-------- ROWS
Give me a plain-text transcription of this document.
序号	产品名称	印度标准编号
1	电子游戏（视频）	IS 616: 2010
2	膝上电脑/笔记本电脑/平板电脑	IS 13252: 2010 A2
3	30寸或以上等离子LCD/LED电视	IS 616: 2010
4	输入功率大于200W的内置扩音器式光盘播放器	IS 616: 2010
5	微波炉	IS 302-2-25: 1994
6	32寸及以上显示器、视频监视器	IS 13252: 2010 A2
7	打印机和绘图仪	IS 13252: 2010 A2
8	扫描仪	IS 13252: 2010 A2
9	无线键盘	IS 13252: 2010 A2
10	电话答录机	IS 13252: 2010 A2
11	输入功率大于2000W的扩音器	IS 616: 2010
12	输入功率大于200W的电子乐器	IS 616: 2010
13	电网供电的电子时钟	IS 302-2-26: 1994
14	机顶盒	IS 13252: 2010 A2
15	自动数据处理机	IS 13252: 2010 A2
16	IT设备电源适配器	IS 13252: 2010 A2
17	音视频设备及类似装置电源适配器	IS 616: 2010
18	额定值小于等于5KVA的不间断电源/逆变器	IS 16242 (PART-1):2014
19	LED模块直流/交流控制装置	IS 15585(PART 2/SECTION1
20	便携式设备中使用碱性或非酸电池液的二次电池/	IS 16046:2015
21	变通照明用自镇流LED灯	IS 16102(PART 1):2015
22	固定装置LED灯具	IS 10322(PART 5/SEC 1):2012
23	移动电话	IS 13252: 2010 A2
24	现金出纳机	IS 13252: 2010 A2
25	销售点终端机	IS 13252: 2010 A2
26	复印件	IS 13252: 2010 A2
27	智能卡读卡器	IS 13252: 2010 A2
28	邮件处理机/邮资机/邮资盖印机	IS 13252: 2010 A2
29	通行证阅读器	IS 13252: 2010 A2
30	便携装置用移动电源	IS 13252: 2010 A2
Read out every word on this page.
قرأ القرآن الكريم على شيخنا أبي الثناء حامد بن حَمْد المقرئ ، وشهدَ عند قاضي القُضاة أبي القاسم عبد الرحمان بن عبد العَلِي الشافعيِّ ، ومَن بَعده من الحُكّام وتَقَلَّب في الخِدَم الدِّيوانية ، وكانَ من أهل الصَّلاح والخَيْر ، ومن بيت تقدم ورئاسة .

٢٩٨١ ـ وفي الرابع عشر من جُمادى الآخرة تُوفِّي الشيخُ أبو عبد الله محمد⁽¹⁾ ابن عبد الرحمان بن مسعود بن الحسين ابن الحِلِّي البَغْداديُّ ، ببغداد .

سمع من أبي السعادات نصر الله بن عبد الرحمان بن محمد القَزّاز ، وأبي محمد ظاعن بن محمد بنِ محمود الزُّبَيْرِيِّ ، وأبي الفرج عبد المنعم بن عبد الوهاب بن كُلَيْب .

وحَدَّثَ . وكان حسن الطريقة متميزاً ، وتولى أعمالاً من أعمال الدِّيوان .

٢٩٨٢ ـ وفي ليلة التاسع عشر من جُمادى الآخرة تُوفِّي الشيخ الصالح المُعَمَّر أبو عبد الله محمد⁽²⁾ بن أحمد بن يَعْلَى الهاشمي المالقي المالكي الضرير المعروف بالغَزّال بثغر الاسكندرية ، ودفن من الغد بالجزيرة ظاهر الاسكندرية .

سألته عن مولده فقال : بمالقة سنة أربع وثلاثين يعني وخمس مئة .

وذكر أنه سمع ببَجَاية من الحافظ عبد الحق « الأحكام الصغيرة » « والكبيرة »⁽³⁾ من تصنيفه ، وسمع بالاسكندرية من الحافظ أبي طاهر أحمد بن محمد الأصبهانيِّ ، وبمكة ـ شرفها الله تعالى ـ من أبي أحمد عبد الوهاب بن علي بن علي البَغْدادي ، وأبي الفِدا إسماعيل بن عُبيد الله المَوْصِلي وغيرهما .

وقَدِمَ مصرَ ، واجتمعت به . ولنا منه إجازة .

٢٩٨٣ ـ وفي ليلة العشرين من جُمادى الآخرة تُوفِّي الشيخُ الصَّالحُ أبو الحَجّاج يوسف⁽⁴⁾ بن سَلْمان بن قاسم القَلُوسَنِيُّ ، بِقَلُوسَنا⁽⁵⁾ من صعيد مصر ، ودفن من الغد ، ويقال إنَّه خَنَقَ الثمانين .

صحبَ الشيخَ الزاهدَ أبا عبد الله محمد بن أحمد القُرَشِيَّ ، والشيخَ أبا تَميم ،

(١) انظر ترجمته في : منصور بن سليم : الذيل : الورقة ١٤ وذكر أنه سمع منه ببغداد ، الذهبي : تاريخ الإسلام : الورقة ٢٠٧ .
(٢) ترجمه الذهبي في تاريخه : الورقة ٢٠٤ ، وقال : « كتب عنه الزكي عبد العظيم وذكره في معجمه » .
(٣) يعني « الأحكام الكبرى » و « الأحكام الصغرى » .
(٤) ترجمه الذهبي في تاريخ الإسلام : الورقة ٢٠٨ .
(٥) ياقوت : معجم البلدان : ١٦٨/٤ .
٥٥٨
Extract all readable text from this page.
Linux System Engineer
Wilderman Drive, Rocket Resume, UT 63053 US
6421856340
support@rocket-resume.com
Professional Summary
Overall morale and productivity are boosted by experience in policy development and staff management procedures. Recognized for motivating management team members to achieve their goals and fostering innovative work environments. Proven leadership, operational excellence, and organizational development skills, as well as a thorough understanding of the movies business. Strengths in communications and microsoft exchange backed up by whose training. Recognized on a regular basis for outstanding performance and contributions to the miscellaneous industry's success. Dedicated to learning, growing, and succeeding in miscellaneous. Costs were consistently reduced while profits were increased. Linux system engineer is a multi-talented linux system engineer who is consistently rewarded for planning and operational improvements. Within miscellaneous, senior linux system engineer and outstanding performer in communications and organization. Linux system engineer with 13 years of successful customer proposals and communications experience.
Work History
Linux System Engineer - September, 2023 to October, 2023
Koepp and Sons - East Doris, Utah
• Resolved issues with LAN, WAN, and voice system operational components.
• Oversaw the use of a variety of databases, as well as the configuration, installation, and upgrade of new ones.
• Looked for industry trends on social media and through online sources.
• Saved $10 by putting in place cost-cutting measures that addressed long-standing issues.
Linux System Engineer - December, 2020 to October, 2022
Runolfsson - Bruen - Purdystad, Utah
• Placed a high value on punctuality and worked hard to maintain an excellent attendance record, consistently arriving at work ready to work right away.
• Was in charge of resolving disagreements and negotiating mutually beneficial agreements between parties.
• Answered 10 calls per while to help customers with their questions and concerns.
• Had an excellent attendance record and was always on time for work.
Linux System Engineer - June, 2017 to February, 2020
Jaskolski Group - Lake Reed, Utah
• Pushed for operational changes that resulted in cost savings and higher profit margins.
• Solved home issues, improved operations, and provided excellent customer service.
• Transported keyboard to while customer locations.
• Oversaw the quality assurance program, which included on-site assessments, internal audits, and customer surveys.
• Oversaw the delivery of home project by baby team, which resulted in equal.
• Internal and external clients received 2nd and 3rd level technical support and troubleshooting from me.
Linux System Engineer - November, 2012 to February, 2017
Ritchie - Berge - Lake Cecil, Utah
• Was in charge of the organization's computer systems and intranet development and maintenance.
----------------
Find each line in the records holding the string "دادي" and show it.

٢٩٨١ ـ وفي الرابع عشر من جُمادى الآخرة تُوفِّي الشيخُ أبو عبد الله محمد⁽¹⁾ ابن عبد الرحمان بن مسعود بن الحسين ابن الحِلِّي البَغْداديُّ ، ببغداد .
وذكر أنه سمع ببَجَاية من الحافظ عبد الحق « الأحكام الصغيرة » « والكبيرة »⁽³⁾ من تصنيفه ، وسمع بالاسكندرية من الحافظ أبي طاهر أحمد بن محمد الأصبهانيِّ ، وبمكة ـ شرفها الله تعالى ـ من أبي أحمد عبد الوهاب بن علي بن علي البَغْدادي ، وأبي الفِدا إسماعيل بن عُبيد الله المَوْصِلي وغيرهما .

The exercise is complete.